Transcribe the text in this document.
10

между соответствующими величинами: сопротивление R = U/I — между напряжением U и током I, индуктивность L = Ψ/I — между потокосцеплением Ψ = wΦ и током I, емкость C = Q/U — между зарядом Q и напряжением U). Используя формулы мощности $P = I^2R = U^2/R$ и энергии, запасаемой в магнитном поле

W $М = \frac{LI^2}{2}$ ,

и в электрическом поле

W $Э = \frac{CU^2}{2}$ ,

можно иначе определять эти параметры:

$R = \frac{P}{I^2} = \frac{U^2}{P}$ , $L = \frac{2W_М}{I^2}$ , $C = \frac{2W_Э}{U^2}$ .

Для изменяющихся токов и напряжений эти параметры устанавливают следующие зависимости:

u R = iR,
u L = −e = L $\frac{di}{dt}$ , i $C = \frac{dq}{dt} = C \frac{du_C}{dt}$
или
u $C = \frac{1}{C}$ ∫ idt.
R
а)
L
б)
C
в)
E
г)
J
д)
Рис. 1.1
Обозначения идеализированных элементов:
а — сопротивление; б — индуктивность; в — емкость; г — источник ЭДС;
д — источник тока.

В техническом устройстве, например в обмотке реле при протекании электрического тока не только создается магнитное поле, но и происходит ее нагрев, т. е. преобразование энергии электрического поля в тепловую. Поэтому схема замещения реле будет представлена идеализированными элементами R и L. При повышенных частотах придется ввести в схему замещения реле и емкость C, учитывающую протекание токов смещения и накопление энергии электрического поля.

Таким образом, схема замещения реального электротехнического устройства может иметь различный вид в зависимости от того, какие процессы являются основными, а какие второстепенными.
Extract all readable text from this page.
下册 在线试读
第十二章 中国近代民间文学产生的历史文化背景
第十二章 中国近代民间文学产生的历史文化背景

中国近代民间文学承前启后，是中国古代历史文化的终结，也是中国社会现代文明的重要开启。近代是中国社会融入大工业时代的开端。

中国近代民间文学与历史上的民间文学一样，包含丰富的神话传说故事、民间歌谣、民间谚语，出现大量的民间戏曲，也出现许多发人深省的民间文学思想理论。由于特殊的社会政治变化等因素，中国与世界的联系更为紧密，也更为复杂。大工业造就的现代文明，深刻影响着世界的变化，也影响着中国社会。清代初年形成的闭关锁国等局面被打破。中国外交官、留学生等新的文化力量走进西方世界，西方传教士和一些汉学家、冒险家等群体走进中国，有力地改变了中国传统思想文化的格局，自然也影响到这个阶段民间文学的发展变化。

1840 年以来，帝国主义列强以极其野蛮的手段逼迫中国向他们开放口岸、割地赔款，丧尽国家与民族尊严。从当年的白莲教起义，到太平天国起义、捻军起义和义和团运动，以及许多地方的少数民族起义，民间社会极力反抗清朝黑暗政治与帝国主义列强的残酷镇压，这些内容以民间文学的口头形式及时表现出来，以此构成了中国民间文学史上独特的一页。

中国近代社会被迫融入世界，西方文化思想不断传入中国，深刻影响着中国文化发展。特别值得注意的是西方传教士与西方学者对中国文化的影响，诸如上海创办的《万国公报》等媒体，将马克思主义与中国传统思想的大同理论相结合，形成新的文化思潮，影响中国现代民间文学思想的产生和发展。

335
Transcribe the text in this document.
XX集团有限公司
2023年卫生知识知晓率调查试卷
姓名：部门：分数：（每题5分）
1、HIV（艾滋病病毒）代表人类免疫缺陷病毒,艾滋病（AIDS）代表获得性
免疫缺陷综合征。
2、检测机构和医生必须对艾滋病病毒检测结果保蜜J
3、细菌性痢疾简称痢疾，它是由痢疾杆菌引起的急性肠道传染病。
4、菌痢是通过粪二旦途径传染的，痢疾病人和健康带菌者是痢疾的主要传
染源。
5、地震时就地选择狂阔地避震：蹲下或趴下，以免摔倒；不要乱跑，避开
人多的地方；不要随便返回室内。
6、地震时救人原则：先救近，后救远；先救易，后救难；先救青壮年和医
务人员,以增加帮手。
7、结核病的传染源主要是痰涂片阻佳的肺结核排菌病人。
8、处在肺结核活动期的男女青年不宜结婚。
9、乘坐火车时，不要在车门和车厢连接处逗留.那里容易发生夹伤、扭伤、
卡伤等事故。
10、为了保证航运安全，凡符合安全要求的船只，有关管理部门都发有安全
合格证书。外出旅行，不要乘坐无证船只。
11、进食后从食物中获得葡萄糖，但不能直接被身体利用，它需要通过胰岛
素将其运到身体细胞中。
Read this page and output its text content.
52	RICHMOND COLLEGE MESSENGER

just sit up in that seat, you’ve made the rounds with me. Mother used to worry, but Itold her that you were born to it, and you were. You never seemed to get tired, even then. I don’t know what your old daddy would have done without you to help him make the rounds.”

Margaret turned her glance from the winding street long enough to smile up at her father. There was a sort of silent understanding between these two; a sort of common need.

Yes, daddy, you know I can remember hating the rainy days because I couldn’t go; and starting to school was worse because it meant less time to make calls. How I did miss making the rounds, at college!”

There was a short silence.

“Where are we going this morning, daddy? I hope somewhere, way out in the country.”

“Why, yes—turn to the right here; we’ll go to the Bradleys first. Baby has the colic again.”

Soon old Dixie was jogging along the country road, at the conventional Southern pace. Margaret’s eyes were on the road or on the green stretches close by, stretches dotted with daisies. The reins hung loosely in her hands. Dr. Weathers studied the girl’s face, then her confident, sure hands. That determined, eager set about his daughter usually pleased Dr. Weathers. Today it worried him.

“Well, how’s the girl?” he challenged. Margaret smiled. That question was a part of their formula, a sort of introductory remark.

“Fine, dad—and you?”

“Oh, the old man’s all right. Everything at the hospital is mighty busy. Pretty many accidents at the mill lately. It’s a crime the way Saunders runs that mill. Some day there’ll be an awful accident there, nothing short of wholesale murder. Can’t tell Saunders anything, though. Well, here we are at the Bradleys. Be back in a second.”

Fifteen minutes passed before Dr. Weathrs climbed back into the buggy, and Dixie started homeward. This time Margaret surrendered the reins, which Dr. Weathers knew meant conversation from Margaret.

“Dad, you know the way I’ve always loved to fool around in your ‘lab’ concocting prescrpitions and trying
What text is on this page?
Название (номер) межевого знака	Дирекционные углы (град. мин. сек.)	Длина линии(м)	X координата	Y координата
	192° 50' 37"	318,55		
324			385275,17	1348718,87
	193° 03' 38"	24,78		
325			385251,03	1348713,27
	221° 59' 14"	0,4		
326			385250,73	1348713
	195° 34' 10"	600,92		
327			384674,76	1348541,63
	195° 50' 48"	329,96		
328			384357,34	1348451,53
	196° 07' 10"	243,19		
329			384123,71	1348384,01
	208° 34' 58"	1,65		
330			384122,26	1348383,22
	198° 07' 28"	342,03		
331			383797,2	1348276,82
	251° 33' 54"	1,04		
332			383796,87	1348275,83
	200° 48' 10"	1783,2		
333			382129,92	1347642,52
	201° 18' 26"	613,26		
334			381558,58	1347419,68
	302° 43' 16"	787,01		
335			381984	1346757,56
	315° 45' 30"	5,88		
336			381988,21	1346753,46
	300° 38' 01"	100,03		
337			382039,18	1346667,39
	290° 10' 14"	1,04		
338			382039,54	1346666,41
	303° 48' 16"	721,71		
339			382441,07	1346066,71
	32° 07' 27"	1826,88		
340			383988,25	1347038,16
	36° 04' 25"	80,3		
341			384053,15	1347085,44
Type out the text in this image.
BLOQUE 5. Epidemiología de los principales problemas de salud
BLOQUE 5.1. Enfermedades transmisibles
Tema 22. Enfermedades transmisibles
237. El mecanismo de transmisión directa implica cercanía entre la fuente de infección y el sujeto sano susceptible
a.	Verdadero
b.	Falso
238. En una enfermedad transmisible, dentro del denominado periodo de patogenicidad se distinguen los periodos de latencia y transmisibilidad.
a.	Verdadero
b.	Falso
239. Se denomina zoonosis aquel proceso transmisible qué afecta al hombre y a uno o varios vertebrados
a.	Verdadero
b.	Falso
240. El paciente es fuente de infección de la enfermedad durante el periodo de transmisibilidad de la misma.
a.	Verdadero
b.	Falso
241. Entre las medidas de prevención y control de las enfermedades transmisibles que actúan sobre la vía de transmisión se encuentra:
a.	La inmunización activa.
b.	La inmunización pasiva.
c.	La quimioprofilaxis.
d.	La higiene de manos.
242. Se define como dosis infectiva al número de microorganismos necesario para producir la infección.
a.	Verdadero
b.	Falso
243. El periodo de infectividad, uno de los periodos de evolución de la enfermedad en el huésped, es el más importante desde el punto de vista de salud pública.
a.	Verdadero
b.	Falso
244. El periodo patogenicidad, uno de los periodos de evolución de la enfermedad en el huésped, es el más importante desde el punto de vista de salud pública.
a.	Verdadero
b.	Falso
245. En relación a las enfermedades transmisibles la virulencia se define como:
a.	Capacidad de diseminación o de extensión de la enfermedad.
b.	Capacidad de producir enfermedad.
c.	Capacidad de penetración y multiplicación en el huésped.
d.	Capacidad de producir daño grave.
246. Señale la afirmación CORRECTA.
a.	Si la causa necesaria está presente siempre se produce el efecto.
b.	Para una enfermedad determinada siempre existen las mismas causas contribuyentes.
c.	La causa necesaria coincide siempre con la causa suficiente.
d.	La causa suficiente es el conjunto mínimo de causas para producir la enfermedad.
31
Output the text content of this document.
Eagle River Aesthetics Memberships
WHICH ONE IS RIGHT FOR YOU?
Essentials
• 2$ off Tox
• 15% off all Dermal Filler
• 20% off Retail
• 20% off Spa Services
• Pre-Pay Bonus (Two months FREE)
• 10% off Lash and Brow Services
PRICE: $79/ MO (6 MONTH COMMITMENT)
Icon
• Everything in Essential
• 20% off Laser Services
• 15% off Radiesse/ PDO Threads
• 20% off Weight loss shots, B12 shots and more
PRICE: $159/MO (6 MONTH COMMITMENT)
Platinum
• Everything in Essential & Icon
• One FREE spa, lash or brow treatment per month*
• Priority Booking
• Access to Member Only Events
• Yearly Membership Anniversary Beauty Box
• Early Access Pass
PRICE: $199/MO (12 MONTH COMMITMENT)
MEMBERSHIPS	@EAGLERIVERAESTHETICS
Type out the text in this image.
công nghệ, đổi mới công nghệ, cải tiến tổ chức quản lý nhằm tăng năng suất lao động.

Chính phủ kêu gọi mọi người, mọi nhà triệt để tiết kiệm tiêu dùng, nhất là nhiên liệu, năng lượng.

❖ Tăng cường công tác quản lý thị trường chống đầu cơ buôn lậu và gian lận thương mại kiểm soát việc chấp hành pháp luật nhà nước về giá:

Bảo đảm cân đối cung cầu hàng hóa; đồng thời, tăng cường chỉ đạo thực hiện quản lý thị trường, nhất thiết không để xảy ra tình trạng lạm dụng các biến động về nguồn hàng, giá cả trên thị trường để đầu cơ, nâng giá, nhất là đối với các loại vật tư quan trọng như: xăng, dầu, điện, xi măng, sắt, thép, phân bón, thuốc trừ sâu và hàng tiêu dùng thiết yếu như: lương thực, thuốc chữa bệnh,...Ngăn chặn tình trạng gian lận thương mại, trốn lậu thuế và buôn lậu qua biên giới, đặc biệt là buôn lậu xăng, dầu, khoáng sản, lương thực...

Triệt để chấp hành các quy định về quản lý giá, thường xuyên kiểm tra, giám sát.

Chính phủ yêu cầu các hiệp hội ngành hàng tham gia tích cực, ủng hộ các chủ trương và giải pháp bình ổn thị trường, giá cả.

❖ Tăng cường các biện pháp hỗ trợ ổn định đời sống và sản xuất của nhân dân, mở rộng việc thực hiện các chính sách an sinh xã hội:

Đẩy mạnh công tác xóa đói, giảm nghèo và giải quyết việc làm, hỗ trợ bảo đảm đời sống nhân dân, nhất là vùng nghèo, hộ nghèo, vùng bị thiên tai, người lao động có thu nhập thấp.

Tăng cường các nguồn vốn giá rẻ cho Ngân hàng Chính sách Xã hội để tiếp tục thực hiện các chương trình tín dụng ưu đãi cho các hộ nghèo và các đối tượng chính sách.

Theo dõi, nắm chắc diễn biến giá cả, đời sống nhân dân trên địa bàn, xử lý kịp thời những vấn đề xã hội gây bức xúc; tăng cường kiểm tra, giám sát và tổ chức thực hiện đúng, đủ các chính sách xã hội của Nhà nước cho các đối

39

--- --- ---

**WORK INSTRUCTIONS:**
Using the records above, pull out each line where the word "PRICE" occurs.

**WRITTEN RESPONSE:**
PRICE: $79/ MO (6 MONTH COMMITMENT)
PRICE: $159/MO (6 MONTH COMMITMENT)
PRICE: $199/MO (12 MONTH COMMITMENT)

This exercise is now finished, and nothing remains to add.